* _GOAL_
Exactly reproduce the entries, dropping any pictures from your copy.

•••

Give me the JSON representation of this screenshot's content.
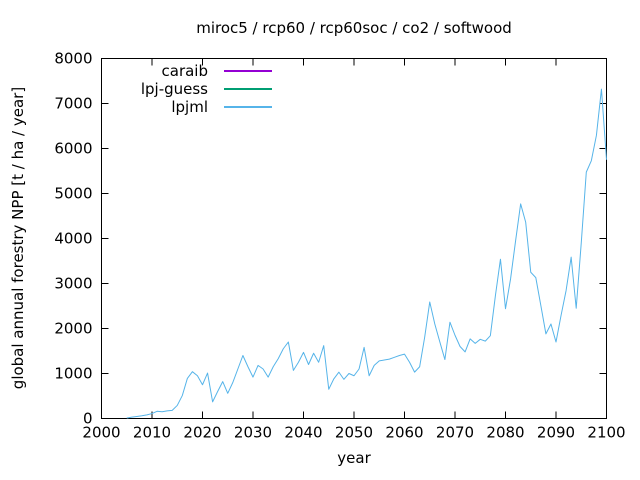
{
  "chart_data": {
    "type": "line",
    "title": "miroc5 / rcp60 / rcp60soc / co2 / softwood",
    "xlabel": "year",
    "ylabel": "global annual forestry NPP [t / ha / year]",
    "xlim": [
      2000,
      2100
    ],
    "ylim": [
      0,
      8000
    ],
    "xticks": [
      2000,
      2010,
      2020,
      2030,
      2040,
      2050,
      2060,
      2070,
      2080,
      2090,
      2100
    ],
    "yticks": [
      0,
      1000,
      2000,
      3000,
      4000,
      5000,
      6000,
      7000,
      8000
    ],
    "grid": false,
    "legend_position": "top-left-inside",
    "frame_color": "#000000",
    "series": [
      {
        "name": "caraib",
        "color": "#9400d3",
        "x_start": null,
        "x_step": 1,
        "values": []
      },
      {
        "name": "lpj-guess",
        "color": "#009e73",
        "x_start": null,
        "x_step": 1,
        "values": []
      },
      {
        "name": "lpjml",
        "color": "#56b4e9",
        "x_start": 2005,
        "x_step": 1,
        "values": [
          10,
          30,
          45,
          60,
          80,
          110,
          160,
          150,
          170,
          180,
          290,
          510,
          890,
          1040,
          950,
          750,
          1010,
          370,
          600,
          820,
          560,
          800,
          1100,
          1400,
          1150,
          920,
          1180,
          1100,
          920,
          1150,
          1330,
          1550,
          1700,
          1070,
          1250,
          1470,
          1200,
          1450,
          1250,
          1620,
          650,
          880,
          1030,
          870,
          1000,
          950,
          1100,
          1580,
          950,
          1180,
          1280,
          1300,
          1320,
          1360,
          1400,
          1430,
          1250,
          1030,
          1150,
          1810,
          2590,
          2100,
          1700,
          1310,
          2140,
          1850,
          1600,
          1480,
          1770,
          1670,
          1760,
          1720,
          1840,
          2730,
          3540,
          2440,
          3100,
          3950,
          4770,
          4360,
          3250,
          3130,
          2510,
          1880,
          2100,
          1700,
          2290,
          2845,
          3585,
          2450,
          3900,
          5475,
          5730,
          6290,
          7320,
          5750
        ]
      }
    ]
  }
}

•••

* _WRITTEN REPLY_
Give me the JSON representation of this screenshot's content.
{
  "chart_data": {
    "type": "line",
    "title": "miroc5 / rcp60 / rcp60soc / co2 / softwood",
    "xlabel": "year",
    "ylabel": "global annual forestry NPP [t / ha / year]",
    "xlim": [
      2000,
      2100
    ],
    "ylim": [
      0,
      8000
    ],
    "xticks": [
      2000,
      2010,
      2020,
      2030,
      2040,
      2050,
      2060,
      2070,
      2080,
      2090,
      2100
    ],
    "yticks": [
      0,
      1000,
      2000,
      3000,
      4000,
      5000,
      6000,
      7000,
      8000
    ],
    "grid": false,
    "legend_position": "top-left-inside",
    "frame_color": "#000000",
    "series": [
      {
        "name": "caraib",
        "color": "#9400d3",
        "x_start": null,
        "x_step": 1,
        "values": []
      },
      {
        "name": "lpj-guess",
        "color": "#009e73",
        "x_start": null,
        "x_step": 1,
        "values": []
      },
      {
        "name": "lpjml",
        "color": "#56b4e9",
        "x_start": 2005,
        "x_step": 1,
        "values": [
          10,
          30,
          45,
          60,
          80,
          110,
          160,
          150,
          170,
          180,
          290,
          510,
          890,
          1040,
          950,
          750,
          1010,
          370,
          600,
          820,
          560,
          800,
          1100,
          1400,
          1150,
          920,
          1180,
          1100,
          920,
          1150,
          1330,
          1550,
          1700,
          1070,
          1250,
          1470,
          1200,
          1450,
          1250,
          1620,
          650,
          880,
          1030,
          870,
          1000,
          950,
          1100,
          1580,
          950,
          1180,
          1280,
          1300,
          1320,
          1360,
          1400,
          1430,
          1250,
          1030,
          1150,
          1810,
          2590,
          2100,
          1700,
          1310,
          2140,
          1850,
          1600,
          1480,
          1770,
          1670,
          1760,
          1720,
          1840,
          2730,
          3540,
          2440,
          3100,
          3950,
          4770,
          4360,
          3250,
          3130,
          2510,
          1880,
          2100,
          1700,
          2290,
          2845,
          3585,
          2450,
          3900,
          5475,
          5730,
          6290,
          7320,
          5750
        ]
      }
    ]
  }
}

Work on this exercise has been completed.